═════ Text section
SECONDARY FACULTIES.

Understanding.

THROUGH the faculty of Sense, and a consciousness of sensations, we have, as we have seen, intuitions of the qualities of external material substances; phenomena, such as are expressed by the terms extension, form, resistance, color, taste, smell, and sound. By Consciousness, we have similar intuitions of the operations of our own minds, such as thinking, feeling, and willing. Through Reason, on condition of the perceptions of Sense and Consciousness, we have the intuitions of time, space, personal identity, substance, and cause. These intuitions being given, another and secondary intellectual process occurs, a process, in which these intuitions, necessary and contingent, are united into notions of particular things. Thus, our notion of body, for example, is complex, and when analysed into its distinct elements, is found to be constituted exclusively of intuitions given by the faculties above referred to. We conceive of it as a substance, in which the qualities above named inhere, a substance existing in time and space, and sustaining certain relations to other substances, of which we have notions similarly compounded. The same holds true of our notions of all substances whatever. They are all complex, and constituted exclusively of intuitions given by the primary faculties.

A notion, then, is a complex intellectual phenomenon, composed of intuitions. The faculties, or functions of the Intelligence, which give us the latter, we have already considered. What shall we call that which gives us the former? In other words what shall we call the notion-forming power of the mind? In conformity to a usage which has, since the time of Coleridge, extensively obtained, we denominate

this faculty of the Intelligence, the Understanding. In strict conformity to this specific application, will the term Understanding, when special notice to the contrary is not given, be employed throughout this Treatise. It will be employed, not as Locke uses it, as designating the general Intelligence, but to designate a special function of that Intelligence, a function in which intuitions contingent and necessary, given by the primary faculties, are combined into notions or conceptions of particulur objects, or classes of objects.

Notions Particular and General.
══════════
═════ Material supplied
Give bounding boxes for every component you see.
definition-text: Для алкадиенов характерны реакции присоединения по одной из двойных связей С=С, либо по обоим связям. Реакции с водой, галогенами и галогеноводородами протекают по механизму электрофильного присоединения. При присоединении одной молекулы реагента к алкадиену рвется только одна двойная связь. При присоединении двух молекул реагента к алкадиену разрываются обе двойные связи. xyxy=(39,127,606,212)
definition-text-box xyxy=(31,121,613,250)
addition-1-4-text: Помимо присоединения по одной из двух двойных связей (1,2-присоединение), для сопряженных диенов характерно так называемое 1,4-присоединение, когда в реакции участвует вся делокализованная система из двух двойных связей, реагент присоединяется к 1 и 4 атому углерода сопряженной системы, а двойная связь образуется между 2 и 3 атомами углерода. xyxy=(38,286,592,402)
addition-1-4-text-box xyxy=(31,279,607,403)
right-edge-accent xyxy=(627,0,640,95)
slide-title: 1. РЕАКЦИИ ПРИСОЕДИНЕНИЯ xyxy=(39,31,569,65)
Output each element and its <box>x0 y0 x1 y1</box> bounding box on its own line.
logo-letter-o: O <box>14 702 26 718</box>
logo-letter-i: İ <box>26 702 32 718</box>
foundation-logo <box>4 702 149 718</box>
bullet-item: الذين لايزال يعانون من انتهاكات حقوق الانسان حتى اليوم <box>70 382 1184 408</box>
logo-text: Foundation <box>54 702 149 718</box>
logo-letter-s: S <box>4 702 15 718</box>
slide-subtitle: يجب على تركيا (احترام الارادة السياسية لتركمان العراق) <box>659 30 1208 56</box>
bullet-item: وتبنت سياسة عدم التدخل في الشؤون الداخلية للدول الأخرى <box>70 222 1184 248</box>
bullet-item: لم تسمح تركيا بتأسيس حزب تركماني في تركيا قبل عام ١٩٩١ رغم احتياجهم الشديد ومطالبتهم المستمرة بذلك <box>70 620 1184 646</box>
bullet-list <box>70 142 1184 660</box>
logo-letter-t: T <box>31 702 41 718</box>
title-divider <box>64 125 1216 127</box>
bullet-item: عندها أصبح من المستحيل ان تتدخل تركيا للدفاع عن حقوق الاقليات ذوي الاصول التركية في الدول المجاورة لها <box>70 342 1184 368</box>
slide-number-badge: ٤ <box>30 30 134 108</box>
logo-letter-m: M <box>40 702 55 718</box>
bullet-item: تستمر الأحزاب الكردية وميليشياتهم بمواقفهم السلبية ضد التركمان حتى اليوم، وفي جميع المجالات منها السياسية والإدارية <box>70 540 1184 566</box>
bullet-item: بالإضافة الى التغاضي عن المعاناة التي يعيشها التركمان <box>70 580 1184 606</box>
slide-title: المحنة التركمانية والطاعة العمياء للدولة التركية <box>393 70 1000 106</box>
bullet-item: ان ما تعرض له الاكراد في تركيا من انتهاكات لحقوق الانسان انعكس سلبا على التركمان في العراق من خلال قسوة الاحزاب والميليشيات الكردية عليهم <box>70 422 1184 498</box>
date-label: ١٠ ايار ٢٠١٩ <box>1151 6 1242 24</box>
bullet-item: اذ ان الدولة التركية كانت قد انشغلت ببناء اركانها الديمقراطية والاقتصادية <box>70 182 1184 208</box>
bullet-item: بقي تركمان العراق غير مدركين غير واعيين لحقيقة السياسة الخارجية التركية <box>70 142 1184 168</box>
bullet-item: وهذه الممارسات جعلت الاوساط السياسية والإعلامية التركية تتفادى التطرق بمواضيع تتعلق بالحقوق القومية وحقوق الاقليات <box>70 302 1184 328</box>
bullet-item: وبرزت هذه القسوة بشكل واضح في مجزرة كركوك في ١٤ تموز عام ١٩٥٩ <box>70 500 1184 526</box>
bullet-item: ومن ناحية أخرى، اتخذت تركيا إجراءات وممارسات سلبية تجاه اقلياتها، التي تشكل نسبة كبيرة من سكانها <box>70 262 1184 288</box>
══════════
* Exercises to complete
1/ Answer these questions from the passage on the Understanding.
(a) According to the passage, which intuitions do we have through Reason?
(b) By Consciousness, we have intuitions of which operations of our own minds?
(c) Since whose time has the usage of calling the notion-forming power "the Understanding" extensively obtained?
2/ Reproduce word for word the part of the passage on the Understanding between "this faculty of" and "classes of objects.", inclusive.

* Results by task
1/
(a) Time, space, personal identity, substance, and cause.
(b) Thinking, feeling, and willing.
(c) Coleridge's.

2/
this faculty of the Intelligence, the Understanding. In strict conformity to this specific application, will the term Understanding, when special notice to the contrary is not given, be employed throughout this Treatise. It will be employed, not as Locke uses it, as designating the general Intelligence, but to designate a special function of that Intelligence, a function in which intuitions contingent and necessary, given by the primary faculties, are combined into notions or conceptions of particulur objects, or classes of objects.